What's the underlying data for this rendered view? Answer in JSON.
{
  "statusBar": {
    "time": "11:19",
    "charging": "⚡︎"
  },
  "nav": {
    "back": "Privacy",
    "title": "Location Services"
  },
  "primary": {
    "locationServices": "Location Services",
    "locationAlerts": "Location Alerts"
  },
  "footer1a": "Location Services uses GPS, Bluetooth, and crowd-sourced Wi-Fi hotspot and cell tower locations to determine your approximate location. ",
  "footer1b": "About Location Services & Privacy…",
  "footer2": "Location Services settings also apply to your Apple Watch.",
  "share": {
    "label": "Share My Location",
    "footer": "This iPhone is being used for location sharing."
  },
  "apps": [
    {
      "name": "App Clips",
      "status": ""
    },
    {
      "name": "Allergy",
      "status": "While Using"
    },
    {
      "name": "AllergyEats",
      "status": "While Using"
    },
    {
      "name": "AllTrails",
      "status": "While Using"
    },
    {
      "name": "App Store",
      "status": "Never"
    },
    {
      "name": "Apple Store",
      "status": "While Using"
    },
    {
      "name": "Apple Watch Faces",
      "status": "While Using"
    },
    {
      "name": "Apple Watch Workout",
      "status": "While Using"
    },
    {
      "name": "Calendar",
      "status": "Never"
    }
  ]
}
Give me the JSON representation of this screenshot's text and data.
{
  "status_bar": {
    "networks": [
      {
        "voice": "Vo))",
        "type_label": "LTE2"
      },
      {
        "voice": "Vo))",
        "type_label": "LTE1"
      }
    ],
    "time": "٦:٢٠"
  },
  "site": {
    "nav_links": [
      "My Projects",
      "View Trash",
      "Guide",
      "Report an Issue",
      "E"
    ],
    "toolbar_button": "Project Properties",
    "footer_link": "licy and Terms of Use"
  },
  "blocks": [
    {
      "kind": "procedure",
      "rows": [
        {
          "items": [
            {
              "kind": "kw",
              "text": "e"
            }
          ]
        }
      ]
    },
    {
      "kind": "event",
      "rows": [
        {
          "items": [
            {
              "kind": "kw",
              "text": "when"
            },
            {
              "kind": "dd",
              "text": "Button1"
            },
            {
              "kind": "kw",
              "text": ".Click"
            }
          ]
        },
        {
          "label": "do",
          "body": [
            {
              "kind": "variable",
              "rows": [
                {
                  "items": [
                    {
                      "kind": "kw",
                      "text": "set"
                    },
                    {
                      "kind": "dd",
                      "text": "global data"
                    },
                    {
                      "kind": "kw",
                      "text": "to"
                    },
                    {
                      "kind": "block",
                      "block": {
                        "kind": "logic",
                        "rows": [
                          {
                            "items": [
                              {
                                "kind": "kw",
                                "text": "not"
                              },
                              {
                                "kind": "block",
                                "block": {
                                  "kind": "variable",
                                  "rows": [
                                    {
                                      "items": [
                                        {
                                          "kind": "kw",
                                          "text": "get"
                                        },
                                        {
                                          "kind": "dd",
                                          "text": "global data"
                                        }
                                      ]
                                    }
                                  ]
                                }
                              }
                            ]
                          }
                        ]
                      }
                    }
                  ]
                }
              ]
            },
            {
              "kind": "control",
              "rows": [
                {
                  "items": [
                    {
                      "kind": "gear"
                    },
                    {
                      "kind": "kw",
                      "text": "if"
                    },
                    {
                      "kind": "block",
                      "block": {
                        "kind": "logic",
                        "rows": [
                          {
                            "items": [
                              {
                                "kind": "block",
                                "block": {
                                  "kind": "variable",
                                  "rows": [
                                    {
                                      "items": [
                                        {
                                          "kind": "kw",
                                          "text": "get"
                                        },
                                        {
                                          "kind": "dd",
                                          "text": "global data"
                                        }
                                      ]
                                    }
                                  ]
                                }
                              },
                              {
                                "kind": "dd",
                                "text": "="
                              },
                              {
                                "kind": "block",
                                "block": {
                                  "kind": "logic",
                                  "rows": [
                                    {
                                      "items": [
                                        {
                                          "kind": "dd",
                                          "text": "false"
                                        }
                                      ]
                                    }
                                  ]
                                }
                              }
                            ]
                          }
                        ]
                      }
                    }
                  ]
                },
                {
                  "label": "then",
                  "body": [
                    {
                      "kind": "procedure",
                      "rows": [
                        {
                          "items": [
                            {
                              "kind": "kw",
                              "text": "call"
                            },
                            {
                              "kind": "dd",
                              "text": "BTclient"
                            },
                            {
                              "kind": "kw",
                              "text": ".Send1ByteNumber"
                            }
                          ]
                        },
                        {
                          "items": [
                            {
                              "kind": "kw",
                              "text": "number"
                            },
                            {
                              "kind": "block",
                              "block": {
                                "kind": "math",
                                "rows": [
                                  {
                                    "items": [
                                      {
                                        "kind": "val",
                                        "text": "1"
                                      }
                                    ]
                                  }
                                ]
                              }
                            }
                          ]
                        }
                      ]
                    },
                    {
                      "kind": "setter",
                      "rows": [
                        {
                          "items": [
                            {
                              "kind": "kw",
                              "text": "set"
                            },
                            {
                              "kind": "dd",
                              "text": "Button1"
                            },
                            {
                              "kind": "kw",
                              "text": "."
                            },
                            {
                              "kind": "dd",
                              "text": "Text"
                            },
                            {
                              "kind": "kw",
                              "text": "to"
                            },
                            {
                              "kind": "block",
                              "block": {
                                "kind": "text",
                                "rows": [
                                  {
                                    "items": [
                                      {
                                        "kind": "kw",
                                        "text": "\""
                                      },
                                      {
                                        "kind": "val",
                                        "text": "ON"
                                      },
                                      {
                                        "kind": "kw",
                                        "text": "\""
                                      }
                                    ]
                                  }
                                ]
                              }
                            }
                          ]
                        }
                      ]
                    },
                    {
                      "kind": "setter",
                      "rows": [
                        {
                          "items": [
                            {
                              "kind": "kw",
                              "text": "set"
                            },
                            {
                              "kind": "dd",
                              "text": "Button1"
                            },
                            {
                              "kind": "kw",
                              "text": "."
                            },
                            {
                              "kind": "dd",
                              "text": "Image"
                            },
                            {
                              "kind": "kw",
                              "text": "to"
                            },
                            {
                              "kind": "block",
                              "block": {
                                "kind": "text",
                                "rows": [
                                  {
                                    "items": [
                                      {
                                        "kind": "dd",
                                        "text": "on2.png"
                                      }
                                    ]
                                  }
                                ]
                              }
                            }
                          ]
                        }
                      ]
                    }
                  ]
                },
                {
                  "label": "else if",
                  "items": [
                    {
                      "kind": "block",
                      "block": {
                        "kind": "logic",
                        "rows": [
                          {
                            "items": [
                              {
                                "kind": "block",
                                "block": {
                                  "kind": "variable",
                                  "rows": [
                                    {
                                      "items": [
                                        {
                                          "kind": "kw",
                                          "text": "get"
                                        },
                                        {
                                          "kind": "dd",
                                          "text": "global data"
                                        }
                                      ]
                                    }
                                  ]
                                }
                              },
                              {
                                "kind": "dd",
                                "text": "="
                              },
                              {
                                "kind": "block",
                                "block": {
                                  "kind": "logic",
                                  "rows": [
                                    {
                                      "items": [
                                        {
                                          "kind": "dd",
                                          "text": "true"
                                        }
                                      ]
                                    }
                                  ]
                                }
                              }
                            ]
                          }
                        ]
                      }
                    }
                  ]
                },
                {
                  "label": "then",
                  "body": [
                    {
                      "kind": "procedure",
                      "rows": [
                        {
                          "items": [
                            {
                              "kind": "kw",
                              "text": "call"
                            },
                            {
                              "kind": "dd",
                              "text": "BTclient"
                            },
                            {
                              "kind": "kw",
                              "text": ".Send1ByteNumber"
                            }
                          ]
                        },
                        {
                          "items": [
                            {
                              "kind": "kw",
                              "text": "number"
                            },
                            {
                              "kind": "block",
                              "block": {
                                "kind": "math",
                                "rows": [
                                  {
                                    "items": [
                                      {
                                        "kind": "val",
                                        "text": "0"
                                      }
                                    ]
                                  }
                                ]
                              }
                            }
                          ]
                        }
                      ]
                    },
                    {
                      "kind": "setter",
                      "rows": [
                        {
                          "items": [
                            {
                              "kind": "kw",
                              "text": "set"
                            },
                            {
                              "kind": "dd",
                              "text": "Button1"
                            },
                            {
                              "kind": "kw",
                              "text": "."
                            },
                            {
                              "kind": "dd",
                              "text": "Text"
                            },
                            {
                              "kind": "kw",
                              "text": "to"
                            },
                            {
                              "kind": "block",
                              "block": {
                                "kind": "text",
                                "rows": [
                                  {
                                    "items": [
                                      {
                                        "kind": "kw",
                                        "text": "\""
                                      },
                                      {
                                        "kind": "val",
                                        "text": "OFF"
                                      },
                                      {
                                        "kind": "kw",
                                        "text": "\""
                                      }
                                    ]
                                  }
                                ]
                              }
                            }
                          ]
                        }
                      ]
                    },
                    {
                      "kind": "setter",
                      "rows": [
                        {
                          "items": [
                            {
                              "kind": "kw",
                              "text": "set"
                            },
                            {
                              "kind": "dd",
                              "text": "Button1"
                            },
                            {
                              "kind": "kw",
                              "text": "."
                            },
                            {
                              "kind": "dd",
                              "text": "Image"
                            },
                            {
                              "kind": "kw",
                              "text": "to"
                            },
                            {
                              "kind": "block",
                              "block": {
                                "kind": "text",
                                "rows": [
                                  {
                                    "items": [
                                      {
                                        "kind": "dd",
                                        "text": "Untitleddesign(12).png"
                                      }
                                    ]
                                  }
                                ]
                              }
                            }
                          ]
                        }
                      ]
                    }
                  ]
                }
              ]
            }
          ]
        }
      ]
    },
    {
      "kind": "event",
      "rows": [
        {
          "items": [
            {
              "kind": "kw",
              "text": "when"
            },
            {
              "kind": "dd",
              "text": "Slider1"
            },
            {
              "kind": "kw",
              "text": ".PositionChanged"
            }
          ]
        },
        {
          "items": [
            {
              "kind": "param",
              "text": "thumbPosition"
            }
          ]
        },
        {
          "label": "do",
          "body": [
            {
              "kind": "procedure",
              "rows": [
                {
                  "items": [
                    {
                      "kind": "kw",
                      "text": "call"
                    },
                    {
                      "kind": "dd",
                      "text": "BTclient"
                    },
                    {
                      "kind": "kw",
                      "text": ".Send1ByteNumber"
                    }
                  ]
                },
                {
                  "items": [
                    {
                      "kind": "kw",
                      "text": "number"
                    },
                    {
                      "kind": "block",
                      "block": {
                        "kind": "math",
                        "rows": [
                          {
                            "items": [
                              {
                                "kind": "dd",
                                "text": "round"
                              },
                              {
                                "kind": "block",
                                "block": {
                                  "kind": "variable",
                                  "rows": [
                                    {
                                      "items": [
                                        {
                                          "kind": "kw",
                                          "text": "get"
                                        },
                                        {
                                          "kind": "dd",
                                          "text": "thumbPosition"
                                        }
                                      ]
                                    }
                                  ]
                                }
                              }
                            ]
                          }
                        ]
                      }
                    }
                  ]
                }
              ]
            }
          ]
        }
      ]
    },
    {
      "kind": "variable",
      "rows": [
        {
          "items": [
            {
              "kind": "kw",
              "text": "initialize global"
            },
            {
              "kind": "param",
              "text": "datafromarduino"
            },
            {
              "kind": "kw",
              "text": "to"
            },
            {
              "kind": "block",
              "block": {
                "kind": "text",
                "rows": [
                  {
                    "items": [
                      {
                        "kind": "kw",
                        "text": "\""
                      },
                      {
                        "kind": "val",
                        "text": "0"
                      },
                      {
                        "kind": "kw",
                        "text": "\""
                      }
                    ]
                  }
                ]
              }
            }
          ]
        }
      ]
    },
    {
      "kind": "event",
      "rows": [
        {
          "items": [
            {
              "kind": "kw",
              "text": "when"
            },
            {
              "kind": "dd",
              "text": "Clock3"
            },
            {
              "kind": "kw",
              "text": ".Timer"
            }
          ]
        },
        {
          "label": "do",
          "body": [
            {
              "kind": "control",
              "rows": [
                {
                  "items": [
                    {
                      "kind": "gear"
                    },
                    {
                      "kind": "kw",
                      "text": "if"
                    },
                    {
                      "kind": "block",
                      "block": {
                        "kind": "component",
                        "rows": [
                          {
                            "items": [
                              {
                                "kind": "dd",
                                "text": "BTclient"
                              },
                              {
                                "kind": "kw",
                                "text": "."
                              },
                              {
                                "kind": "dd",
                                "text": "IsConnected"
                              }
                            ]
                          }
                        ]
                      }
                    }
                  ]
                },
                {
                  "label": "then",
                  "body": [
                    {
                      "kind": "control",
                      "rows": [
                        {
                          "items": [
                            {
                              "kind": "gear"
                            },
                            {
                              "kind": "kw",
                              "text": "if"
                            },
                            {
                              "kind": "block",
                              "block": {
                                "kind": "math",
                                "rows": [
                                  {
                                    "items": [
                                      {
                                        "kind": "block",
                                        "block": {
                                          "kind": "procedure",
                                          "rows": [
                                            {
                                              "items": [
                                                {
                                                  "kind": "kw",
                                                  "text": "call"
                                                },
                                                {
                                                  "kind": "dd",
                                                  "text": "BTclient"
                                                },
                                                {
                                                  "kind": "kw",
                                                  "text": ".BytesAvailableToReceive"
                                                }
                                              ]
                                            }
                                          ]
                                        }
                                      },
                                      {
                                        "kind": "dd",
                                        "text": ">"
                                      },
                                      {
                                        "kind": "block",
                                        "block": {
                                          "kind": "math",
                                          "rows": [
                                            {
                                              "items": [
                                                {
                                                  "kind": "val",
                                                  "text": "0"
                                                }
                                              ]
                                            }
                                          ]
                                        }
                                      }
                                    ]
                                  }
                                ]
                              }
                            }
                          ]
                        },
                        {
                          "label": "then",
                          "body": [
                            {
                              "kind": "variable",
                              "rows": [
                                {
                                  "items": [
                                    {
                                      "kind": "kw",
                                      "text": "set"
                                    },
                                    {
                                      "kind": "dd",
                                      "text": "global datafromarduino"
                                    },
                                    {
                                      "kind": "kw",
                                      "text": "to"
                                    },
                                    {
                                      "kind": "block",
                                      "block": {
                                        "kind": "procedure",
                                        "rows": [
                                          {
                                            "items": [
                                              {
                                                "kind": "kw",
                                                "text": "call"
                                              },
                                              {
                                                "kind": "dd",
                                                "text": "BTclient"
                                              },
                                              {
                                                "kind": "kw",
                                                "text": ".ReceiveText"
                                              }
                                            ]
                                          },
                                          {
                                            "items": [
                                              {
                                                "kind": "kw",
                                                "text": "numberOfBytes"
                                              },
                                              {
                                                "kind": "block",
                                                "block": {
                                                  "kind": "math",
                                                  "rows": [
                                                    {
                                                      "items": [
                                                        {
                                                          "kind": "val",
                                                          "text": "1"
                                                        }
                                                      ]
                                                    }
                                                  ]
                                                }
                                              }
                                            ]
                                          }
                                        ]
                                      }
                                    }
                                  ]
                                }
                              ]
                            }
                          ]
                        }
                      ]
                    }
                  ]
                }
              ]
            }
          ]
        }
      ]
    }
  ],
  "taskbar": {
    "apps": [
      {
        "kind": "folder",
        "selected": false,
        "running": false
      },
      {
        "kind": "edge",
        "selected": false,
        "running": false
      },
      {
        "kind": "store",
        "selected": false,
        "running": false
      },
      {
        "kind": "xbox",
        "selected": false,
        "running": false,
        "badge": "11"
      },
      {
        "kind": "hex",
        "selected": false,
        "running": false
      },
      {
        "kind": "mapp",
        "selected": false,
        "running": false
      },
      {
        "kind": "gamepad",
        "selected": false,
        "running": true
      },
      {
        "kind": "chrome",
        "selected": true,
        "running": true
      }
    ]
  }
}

* **Set exercise**
Pull every line containing the word "thumbPosition" out of the material and copy it.

* **Correct answer**
              "text": "thumbPosition"
                                          "text": "thumbPosition"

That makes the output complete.